[Extracted records]
____________

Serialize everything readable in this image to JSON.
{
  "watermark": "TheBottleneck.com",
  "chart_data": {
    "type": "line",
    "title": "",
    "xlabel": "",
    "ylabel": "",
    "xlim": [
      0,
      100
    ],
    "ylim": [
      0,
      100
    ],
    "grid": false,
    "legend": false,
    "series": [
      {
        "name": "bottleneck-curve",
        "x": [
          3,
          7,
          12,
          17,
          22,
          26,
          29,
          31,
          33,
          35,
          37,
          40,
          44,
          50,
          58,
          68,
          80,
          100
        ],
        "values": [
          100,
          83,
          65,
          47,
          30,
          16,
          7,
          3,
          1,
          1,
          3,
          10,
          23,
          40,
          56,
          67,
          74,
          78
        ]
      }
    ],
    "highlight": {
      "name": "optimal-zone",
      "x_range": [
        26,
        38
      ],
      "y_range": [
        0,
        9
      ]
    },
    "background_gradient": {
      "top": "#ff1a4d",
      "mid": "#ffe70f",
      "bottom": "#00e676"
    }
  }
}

____________

PROMPT |
Which lines contain the word "name"? Copy each one.

RESULT OF THIS EXERCISE |
        "name": "bottleneck-curve",
      "name": "optimal-zone",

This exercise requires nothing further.